## [Task prompt]
Transcribe every entry below word for word, but skip the pictures.

## [Stored items]
§ §
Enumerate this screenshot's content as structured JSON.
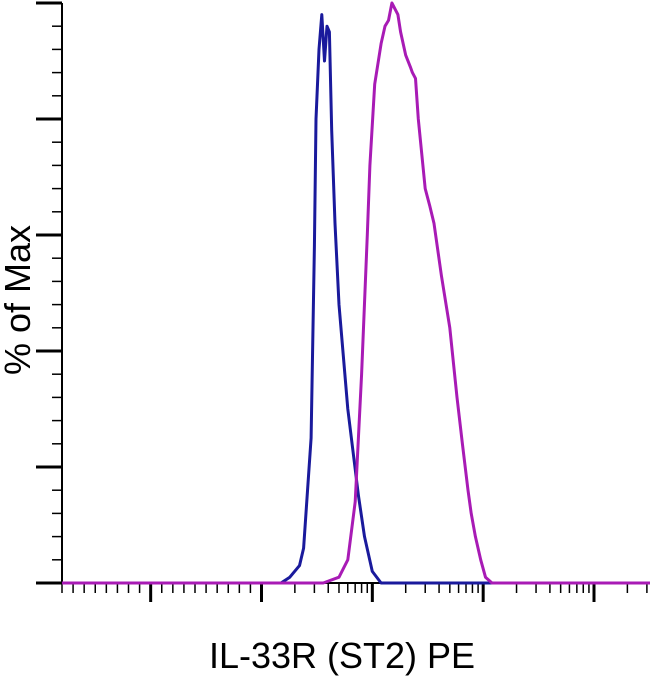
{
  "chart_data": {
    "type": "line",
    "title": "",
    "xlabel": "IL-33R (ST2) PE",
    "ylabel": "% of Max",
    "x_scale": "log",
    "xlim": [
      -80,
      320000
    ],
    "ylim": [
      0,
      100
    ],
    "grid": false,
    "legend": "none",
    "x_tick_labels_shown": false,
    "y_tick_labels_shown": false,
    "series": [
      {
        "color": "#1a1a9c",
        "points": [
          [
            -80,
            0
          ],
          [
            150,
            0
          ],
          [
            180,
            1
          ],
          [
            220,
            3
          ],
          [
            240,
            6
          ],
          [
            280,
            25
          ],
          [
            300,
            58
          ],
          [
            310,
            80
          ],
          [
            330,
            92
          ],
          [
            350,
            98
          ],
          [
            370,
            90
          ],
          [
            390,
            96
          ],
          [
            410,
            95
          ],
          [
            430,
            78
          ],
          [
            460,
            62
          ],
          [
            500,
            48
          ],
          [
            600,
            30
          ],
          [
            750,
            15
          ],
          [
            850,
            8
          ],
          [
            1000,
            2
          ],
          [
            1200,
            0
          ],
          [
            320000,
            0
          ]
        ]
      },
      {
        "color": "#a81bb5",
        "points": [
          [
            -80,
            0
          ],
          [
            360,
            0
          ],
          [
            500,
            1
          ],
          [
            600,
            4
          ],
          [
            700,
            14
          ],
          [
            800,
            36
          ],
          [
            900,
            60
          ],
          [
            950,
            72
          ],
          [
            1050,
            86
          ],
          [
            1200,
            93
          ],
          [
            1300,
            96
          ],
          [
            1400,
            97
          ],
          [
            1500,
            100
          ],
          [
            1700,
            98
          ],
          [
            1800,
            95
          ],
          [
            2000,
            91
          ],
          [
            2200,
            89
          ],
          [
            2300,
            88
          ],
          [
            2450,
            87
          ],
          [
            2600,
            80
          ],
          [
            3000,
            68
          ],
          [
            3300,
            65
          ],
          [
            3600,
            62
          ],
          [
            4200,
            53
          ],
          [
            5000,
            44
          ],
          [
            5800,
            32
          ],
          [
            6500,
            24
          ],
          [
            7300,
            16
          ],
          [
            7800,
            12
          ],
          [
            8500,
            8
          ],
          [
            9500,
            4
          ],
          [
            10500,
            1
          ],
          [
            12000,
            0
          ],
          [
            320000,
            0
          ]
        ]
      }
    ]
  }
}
§ §
## [Worked answer]
Enumerate this screenshot's content as structured JSON.
{
  "chart_data": {
    "type": "line",
    "title": "",
    "xlabel": "IL-33R (ST2) PE",
    "ylabel": "% of Max",
    "x_scale": "log",
    "xlim": [
      -80,
      320000
    ],
    "ylim": [
      0,
      100
    ],
    "grid": false,
    "legend": "none",
    "x_tick_labels_shown": false,
    "y_tick_labels_shown": false,
    "series": [
      {
        "color": "#1a1a9c",
        "points": [
          [
            -80,
            0
          ],
          [
            150,
            0
          ],
          [
            180,
            1
          ],
          [
            220,
            3
          ],
          [
            240,
            6
          ],
          [
            280,
            25
          ],
          [
            300,
            58
          ],
          [
            310,
            80
          ],
          [
            330,
            92
          ],
          [
            350,
            98
          ],
          [
            370,
            90
          ],
          [
            390,
            96
          ],
          [
            410,
            95
          ],
          [
            430,
            78
          ],
          [
            460,
            62
          ],
          [
            500,
            48
          ],
          [
            600,
            30
          ],
          [
            750,
            15
          ],
          [
            850,
            8
          ],
          [
            1000,
            2
          ],
          [
            1200,
            0
          ],
          [
            320000,
            0
          ]
        ]
      },
      {
        "color": "#a81bb5",
        "points": [
          [
            -80,
            0
          ],
          [
            360,
            0
          ],
          [
            500,
            1
          ],
          [
            600,
            4
          ],
          [
            700,
            14
          ],
          [
            800,
            36
          ],
          [
            900,
            60
          ],
          [
            950,
            72
          ],
          [
            1050,
            86
          ],
          [
            1200,
            93
          ],
          [
            1300,
            96
          ],
          [
            1400,
            97
          ],
          [
            1500,
            100
          ],
          [
            1700,
            98
          ],
          [
            1800,
            95
          ],
          [
            2000,
            91
          ],
          [
            2200,
            89
          ],
          [
            2300,
            88
          ],
          [
            2450,
            87
          ],
          [
            2600,
            80
          ],
          [
            3000,
            68
          ],
          [
            3300,
            65
          ],
          [
            3600,
            62
          ],
          [
            4200,
            53
          ],
          [
            5000,
            44
          ],
          [
            5800,
            32
          ],
          [
            6500,
            24
          ],
          [
            7300,
            16
          ],
          [
            7800,
            12
          ],
          [
            8500,
            8
          ],
          [
            9500,
            4
          ],
          [
            10500,
            1
          ],
          [
            12000,
            0
          ],
          [
            320000,
            0
          ]
        ]
      }
    ]
  }
}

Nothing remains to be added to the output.